* [Dataset content]:
============================================================

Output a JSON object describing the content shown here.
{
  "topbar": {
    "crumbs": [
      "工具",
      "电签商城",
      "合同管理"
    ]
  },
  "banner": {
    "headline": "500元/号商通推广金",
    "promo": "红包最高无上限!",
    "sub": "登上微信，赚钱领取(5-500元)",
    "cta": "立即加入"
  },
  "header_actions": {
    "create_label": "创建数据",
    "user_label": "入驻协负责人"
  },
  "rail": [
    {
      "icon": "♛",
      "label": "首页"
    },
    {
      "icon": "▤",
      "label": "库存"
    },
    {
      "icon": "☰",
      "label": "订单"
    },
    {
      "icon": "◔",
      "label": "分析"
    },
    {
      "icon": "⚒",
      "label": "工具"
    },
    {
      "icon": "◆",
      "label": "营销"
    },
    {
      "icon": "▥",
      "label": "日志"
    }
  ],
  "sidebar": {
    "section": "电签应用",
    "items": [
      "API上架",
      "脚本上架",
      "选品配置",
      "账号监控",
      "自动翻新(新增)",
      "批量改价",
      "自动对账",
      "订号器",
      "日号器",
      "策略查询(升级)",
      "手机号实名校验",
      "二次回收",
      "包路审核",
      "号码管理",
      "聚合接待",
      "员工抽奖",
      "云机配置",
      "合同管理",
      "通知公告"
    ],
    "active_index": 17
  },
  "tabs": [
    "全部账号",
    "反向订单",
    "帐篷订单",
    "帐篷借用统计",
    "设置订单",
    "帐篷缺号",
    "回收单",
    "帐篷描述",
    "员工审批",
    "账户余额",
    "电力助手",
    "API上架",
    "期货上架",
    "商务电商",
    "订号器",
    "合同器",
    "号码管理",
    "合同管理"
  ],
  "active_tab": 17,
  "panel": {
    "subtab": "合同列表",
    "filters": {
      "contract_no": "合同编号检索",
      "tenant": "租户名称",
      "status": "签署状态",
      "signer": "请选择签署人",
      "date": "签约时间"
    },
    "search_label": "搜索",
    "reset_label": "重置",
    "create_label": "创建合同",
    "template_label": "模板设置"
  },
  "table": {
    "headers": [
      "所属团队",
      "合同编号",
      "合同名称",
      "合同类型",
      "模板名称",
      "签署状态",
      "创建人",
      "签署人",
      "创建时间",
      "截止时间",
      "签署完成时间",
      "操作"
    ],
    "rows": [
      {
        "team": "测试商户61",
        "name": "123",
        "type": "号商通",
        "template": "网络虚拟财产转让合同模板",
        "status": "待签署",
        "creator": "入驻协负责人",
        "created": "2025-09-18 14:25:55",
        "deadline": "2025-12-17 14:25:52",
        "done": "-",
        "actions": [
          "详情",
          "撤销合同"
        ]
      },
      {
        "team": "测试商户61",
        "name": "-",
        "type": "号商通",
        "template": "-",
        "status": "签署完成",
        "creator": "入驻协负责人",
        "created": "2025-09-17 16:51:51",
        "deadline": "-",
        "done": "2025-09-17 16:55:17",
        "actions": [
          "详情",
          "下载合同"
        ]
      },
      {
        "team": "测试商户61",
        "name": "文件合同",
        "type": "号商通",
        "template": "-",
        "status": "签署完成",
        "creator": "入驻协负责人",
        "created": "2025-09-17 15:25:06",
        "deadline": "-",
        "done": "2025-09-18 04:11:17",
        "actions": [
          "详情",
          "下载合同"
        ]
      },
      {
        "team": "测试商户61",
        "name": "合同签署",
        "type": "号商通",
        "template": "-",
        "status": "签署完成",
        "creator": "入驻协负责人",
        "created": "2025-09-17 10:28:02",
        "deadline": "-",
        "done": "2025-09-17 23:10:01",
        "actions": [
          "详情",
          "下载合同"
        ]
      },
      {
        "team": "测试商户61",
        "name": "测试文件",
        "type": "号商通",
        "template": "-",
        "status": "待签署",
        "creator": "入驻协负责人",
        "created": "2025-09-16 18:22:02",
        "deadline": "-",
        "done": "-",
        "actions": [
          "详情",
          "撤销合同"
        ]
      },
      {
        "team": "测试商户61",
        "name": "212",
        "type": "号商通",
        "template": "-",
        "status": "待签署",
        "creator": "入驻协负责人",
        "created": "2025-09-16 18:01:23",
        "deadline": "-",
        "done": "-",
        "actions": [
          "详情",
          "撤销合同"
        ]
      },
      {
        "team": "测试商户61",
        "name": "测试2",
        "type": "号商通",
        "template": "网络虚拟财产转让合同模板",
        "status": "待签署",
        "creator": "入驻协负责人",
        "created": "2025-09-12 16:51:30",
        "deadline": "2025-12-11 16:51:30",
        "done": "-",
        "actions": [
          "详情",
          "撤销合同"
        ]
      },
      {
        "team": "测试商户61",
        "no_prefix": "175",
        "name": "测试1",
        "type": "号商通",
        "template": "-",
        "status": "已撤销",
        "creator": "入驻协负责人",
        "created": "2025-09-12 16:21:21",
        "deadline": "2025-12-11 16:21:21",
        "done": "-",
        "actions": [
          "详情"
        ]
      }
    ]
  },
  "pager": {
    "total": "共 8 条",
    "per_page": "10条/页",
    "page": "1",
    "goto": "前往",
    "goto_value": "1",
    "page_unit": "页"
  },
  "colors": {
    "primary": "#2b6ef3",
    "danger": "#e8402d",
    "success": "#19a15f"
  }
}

============================================================

* [The problem]: All of the data above should be transcribed exactly.

* [Completed task]:
Output a JSON object describing the content shown here.
{
  "topbar": {
    "crumbs": [
      "工具",
      "电签商城",
      "合同管理"
    ]
  },
  "banner": {
    "headline": "500元/号商通推广金",
    "promo": "红包最高无上限!",
    "sub": "登上微信，赚钱领取(5-500元)",
    "cta": "立即加入"
  },
  "header_actions": {
    "create_label": "创建数据",
    "user_label": "入驻协负责人"
  },
  "rail": [
    {
      "icon": "♛",
      "label": "首页"
    },
    {
      "icon": "▤",
      "label": "库存"
    },
    {
      "icon": "☰",
      "label": "订单"
    },
    {
      "icon": "◔",
      "label": "分析"
    },
    {
      "icon": "⚒",
      "label": "工具"
    },
    {
      "icon": "◆",
      "label": "营销"
    },
    {
      "icon": "▥",
      "label": "日志"
    }
  ],
  "sidebar": {
    "section": "电签应用",
    "items": [
      "API上架",
      "脚本上架",
      "选品配置",
      "账号监控",
      "自动翻新(新增)",
      "批量改价",
      "自动对账",
      "订号器",
      "日号器",
      "策略查询(升级)",
      "手机号实名校验",
      "二次回收",
      "包路审核",
      "号码管理",
      "聚合接待",
      "员工抽奖",
      "云机配置",
      "合同管理",
      "通知公告"
    ],
    "active_index": 17
  },
  "tabs": [
    "全部账号",
    "反向订单",
    "帐篷订单",
    "帐篷借用统计",
    "设置订单",
    "帐篷缺号",
    "回收单",
    "帐篷描述",
    "员工审批",
    "账户余额",
    "电力助手",
    "API上架",
    "期货上架",
    "商务电商",
    "订号器",
    "合同器",
    "号码管理",
    "合同管理"
  ],
  "active_tab": 17,
  "panel": {
    "subtab": "合同列表",
    "filters": {
      "contract_no": "合同编号检索",
      "tenant": "租户名称",
      "status": "签署状态",
      "signer": "请选择签署人",
      "date": "签约时间"
    },
    "search_label": "搜索",
    "reset_label": "重置",
    "create_label": "创建合同",
    "template_label": "模板设置"
  },
  "table": {
    "headers": [
      "所属团队",
      "合同编号",
      "合同名称",
      "合同类型",
      "模板名称",
      "签署状态",
      "创建人",
      "签署人",
      "创建时间",
      "截止时间",
      "签署完成时间",
      "操作"
    ],
    "rows": [
      {
        "team": "测试商户61",
        "name": "123",
        "type": "号商通",
        "template": "网络虚拟财产转让合同模板",
        "status": "待签署",
        "creator": "入驻协负责人",
        "created": "2025-09-18 14:25:55",
        "deadline": "2025-12-17 14:25:52",
        "done": "-",
        "actions": [
          "详情",
          "撤销合同"
        ]
      },
      {
        "team": "测试商户61",
        "name": "-",
        "type": "号商通",
        "template": "-",
        "status": "签署完成",
        "creator": "入驻协负责人",
        "created": "2025-09-17 16:51:51",
        "deadline": "-",
        "done": "2025-09-17 16:55:17",
        "actions": [
          "详情",
          "下载合同"
        ]
      },
      {
        "team": "测试商户61",
        "name": "文件合同",
        "type": "号商通",
        "template": "-",
        "status": "签署完成",
        "creator": "入驻协负责人",
        "created": "2025-09-17 15:25:06",
        "deadline": "-",
        "done": "2025-09-18 04:11:17",
        "actions": [
          "详情",
          "下载合同"
        ]
      },
      {
        "team": "测试商户61",
        "name": "合同签署",
        "type": "号商通",
        "template": "-",
        "status": "签署完成",
        "creator": "入驻协负责人",
        "created": "2025-09-17 10:28:02",
        "deadline": "-",
        "done": "2025-09-17 23:10:01",
        "actions": [
          "详情",
          "下载合同"
        ]
      },
      {
        "team": "测试商户61",
        "name": "测试文件",
        "type": "号商通",
        "template": "-",
        "status": "待签署",
        "creator": "入驻协负责人",
        "created": "2025-09-16 18:22:02",
        "deadline": "-",
        "done": "-",
        "actions": [
          "详情",
          "撤销合同"
        ]
      },
      {
        "team": "测试商户61",
        "name": "212",
        "type": "号商通",
        "template": "-",
        "status": "待签署",
        "creator": "入驻协负责人",
        "created": "2025-09-16 18:01:23",
        "deadline": "-",
        "done": "-",
        "actions": [
          "详情",
          "撤销合同"
        ]
      },
      {
        "team": "测试商户61",
        "name": "测试2",
        "type": "号商通",
        "template": "网络虚拟财产转让合同模板",
        "status": "待签署",
        "creator": "入驻协负责人",
        "created": "2025-09-12 16:51:30",
        "deadline": "2025-12-11 16:51:30",
        "done": "-",
        "actions": [
          "详情",
          "撤销合同"
        ]
      },
      {
        "team": "测试商户61",
        "no_prefix": "175",
        "name": "测试1",
        "type": "号商通",
        "template": "-",
        "status": "已撤销",
        "creator": "入驻协负责人",
        "created": "2025-09-12 16:21:21",
        "deadline": "2025-12-11 16:21:21",
        "done": "-",
        "actions": [
          "详情"
        ]
      }
    ]
  },
  "pager": {
    "total": "共 8 条",
    "per_page": "10条/页",
    "page": "1",
    "goto": "前往",
    "goto_value": "1",
    "page_unit": "页"
  },
  "colors": {
    "primary": "#2b6ef3",
    "danger": "#e8402d",
    "success": "#19a15f"
  }
}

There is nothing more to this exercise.